=== TEXT PASSAGE ===
***

"What's a Woman?" is a 1990 pop-rock song recorded by Belgian band Vaya Con Dios. It was the second single from band's second studio album, Night Owls (1990). It achieved success in many European countries, topping the chart in the Netherlands, and becoming a top-five hit for three weeks in France. To date, it is Vaya Con Dios' most successful song.

In 2006, the band re-recorded the song as a duet with Aaron Neville, available on its best-of The Ultimate Collection. About this version by Neville, Dani Klein said in an interview : "We were discussing the whole project at Sony BMG and they asked me "Who would you like to do a duet with?" The first person that came into my mind was Aaron Neville, because I'd seen him a few months ago here in Brussels and I was just amazed at his voice! This man has a unique voice... his voice is incomparable. The song goes "What's a woman if a man doesn't treat her right?" And the fact that a man sings that gives it another dimension. I thought that was interesting."

***

=== INSTRUCTIONS TO FOLLOW ===
Please retype the passage about the song "What's a Woman?" in full, word for word. You won't need the records.

***

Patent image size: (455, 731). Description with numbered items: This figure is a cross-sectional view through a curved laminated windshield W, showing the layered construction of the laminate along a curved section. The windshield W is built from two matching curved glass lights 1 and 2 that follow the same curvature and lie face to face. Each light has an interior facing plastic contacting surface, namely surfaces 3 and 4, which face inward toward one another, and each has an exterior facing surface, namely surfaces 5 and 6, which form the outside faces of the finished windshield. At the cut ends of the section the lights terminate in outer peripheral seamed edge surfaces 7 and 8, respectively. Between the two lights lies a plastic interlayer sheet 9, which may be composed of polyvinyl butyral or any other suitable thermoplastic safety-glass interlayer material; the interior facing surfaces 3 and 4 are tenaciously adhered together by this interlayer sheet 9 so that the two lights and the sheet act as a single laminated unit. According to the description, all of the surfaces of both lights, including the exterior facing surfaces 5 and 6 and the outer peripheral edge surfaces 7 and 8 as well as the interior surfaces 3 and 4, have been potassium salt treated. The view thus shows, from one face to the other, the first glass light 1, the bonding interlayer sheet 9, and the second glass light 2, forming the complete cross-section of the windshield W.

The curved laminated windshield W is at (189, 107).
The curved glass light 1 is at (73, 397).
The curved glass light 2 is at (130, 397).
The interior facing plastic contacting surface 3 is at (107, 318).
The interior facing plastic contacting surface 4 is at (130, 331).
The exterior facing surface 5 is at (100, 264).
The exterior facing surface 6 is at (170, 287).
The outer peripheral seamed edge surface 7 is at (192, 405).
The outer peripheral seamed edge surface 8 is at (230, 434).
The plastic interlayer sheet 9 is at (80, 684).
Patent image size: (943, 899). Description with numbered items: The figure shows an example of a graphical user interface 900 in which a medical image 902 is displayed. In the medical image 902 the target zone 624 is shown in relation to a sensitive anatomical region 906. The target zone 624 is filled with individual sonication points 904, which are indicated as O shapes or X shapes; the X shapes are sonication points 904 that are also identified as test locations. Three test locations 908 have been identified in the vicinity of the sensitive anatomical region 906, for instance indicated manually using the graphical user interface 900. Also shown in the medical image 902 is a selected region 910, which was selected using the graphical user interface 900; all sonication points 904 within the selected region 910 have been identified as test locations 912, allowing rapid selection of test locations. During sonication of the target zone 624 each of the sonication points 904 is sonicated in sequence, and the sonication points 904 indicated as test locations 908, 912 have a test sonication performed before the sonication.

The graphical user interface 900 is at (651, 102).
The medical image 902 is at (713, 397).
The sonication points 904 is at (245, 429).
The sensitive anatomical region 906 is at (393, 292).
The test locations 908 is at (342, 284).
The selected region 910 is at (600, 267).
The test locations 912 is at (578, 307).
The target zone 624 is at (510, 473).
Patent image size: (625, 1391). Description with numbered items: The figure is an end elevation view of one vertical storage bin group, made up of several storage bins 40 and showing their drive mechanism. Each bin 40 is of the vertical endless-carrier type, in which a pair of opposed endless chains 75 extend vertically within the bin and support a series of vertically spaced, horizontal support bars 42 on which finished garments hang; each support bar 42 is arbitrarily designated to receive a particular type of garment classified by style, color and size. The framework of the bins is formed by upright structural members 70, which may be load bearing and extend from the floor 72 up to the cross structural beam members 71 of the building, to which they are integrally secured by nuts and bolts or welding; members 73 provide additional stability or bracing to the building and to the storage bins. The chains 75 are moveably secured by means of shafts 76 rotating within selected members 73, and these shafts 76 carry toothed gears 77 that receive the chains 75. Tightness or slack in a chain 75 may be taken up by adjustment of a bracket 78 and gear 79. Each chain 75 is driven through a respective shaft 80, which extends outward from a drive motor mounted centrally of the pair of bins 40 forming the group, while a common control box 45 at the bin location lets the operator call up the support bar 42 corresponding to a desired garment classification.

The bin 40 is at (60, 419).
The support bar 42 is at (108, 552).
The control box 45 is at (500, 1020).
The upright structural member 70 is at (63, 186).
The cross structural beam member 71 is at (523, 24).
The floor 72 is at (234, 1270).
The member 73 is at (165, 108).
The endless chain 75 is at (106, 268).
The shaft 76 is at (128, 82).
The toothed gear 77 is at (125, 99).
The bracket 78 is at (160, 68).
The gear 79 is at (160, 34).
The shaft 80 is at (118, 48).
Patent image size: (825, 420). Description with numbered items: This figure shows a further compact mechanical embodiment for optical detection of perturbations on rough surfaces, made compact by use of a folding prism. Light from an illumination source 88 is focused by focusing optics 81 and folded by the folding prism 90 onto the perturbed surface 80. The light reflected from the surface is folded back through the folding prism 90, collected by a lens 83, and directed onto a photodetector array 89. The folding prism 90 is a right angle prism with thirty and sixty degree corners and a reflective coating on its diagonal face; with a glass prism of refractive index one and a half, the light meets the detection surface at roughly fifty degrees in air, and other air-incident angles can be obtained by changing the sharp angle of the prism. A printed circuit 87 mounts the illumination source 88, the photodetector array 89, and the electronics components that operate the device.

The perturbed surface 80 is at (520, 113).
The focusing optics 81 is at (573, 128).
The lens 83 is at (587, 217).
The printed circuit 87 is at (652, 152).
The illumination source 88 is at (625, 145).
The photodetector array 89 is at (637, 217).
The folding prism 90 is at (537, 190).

***

=== RESULT OF THE EXERCISE ===
"What's a Woman?" is a 1990 pop-rock song recorded by Belgian band Vaya Con Dios. It was the second single from band's second studio album, Night Owls (1990). It achieved success in many European countries, topping the chart in the Netherlands, and becoming a top-five hit for three weeks in France. To date, it is Vaya Con Dios' most successful song.

In 2006, the band re-recorded the song as a duet with Aaron Neville, available on its best-of The Ultimate Collection. About this version by Neville, Dani Klein said in an interview : "We were discussing the whole project at Sony BMG and they asked me "Who would you like to do a duet with?" The first person that came into my mind was Aaron Neville, because I'd seen him a few months ago here in Brussels and I was just amazed at his voice! This man has a unique voice... his voice is incomparable. The song goes "What's a woman if a man doesn't treat her right?" And the fact that a man sings that gives it another dimension. I thought that was interesting."